#### TASK PROMPT
Transcribe the lines verbatim, starting with the first line of the records and stopping after the line that contains "battery-percent: 72% <box>413 2 445 18</box>".

— begin STORED ROWS —

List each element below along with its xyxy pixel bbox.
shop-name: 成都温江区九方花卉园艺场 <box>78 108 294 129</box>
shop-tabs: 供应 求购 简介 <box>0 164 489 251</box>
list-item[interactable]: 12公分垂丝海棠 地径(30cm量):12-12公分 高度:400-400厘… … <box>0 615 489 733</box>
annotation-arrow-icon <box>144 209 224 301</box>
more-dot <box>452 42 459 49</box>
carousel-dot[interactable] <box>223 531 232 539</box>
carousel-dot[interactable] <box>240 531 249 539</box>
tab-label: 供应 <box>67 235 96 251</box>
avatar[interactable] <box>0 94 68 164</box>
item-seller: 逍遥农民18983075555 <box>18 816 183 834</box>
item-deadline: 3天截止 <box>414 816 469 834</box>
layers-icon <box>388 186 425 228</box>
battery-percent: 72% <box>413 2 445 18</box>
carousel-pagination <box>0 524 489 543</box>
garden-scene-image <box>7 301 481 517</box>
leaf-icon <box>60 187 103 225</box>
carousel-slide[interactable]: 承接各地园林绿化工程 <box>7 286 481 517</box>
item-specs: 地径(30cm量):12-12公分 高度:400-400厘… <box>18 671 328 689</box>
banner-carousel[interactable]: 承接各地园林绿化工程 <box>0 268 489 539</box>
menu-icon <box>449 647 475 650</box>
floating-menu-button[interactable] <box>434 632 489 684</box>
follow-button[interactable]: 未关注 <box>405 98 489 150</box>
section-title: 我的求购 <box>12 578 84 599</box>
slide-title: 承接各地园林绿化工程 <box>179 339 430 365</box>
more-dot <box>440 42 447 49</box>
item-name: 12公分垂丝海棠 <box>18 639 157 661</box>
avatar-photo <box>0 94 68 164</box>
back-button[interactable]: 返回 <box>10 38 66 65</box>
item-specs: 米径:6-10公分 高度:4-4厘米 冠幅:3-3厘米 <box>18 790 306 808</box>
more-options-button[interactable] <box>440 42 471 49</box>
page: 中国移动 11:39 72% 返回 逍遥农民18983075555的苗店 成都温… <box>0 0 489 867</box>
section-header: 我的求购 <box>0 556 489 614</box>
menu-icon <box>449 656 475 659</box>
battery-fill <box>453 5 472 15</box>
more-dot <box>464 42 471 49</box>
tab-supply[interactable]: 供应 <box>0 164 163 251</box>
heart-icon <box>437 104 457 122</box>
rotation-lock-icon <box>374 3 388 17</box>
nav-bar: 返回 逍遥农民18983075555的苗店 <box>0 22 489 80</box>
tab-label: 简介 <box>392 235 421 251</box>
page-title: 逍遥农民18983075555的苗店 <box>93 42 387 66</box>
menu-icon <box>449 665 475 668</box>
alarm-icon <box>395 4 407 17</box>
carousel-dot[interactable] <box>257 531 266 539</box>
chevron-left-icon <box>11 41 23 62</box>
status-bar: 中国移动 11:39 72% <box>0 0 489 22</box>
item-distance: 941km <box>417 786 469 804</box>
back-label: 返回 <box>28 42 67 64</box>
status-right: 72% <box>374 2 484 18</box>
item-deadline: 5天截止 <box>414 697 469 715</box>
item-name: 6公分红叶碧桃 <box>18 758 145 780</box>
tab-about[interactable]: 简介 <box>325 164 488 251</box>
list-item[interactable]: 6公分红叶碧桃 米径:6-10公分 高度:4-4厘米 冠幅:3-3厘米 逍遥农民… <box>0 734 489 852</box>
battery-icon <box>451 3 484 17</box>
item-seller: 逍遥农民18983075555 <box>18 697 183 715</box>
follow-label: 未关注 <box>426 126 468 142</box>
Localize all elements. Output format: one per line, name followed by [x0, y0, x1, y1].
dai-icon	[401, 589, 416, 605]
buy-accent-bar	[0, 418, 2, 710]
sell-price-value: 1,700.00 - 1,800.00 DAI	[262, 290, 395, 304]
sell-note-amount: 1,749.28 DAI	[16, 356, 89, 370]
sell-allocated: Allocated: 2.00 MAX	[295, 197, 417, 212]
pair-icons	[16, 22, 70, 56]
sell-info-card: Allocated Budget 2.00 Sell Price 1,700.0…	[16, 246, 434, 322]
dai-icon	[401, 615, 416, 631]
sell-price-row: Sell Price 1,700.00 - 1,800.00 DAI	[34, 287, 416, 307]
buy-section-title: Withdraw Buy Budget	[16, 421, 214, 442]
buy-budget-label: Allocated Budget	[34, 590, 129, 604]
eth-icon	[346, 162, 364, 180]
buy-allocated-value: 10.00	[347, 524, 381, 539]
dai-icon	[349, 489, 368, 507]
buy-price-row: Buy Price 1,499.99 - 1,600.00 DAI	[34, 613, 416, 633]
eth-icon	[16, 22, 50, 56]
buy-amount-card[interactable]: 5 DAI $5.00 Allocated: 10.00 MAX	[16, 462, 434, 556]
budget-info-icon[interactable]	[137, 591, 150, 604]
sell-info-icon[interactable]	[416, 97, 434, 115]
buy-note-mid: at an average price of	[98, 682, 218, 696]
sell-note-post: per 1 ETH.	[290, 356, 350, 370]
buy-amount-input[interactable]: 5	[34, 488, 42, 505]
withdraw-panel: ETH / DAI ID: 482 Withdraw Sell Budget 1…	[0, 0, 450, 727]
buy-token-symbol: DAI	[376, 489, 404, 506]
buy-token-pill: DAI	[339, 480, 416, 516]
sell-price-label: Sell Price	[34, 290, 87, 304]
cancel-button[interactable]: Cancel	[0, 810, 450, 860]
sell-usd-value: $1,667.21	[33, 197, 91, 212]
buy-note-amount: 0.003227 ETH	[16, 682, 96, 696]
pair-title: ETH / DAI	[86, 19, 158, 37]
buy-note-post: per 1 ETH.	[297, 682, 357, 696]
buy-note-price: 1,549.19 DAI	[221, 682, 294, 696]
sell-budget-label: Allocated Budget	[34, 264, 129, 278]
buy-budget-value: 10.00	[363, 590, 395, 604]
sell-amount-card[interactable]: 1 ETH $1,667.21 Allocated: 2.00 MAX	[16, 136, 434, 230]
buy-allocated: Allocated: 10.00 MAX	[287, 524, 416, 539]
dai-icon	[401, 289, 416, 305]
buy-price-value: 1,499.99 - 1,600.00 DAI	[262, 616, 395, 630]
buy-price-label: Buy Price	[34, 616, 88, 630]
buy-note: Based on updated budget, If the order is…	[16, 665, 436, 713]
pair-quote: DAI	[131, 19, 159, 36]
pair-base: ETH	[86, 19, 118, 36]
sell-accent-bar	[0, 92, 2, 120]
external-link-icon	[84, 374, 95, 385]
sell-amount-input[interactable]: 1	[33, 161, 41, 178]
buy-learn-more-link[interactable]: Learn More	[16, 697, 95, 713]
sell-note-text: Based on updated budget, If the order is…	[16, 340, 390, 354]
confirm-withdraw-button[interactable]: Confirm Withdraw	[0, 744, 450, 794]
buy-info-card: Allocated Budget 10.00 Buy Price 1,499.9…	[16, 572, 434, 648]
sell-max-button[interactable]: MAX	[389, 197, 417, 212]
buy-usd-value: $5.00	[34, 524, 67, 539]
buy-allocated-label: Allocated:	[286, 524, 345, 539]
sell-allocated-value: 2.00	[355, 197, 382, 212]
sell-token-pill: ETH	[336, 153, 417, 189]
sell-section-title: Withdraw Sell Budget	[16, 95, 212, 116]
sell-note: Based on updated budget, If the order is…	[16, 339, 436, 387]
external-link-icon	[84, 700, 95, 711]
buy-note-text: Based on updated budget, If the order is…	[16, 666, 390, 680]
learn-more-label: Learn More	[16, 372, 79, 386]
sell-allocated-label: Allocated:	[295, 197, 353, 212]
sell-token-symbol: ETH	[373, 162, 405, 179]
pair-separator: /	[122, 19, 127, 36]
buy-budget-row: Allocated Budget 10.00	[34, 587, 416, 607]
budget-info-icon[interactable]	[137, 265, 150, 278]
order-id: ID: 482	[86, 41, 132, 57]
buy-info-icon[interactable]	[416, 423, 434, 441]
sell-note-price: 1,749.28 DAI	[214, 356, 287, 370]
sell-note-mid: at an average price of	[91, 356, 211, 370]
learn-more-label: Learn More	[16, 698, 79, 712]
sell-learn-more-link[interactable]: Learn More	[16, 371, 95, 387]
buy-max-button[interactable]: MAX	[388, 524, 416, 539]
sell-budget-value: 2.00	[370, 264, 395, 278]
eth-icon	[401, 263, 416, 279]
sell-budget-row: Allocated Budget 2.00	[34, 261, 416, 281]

— end STORED ROWS —

#### SOLUTION BELOW
List each element below along with its xyxy pixel bbox.
shop-name: 成都温江区九方花卉园艺场 <box>78 108 294 129</box>
shop-tabs: 供应 求购 简介 <box>0 164 489 251</box>
list-item[interactable]: 12公分垂丝海棠 地径(30cm量):12-12公分 高度:400-400厘… … <box>0 615 489 733</box>
annotation-arrow-icon <box>144 209 224 301</box>
more-dot <box>452 42 459 49</box>
carousel-dot[interactable] <box>223 531 232 539</box>
carousel-dot[interactable] <box>240 531 249 539</box>
tab-label: 供应 <box>67 235 96 251</box>
avatar[interactable] <box>0 94 68 164</box>
item-seller: 逍遥农民18983075555 <box>18 816 183 834</box>
item-deadline: 3天截止 <box>414 816 469 834</box>
layers-icon <box>388 186 425 228</box>
battery-percent: 72% <box>413 2 445 18</box>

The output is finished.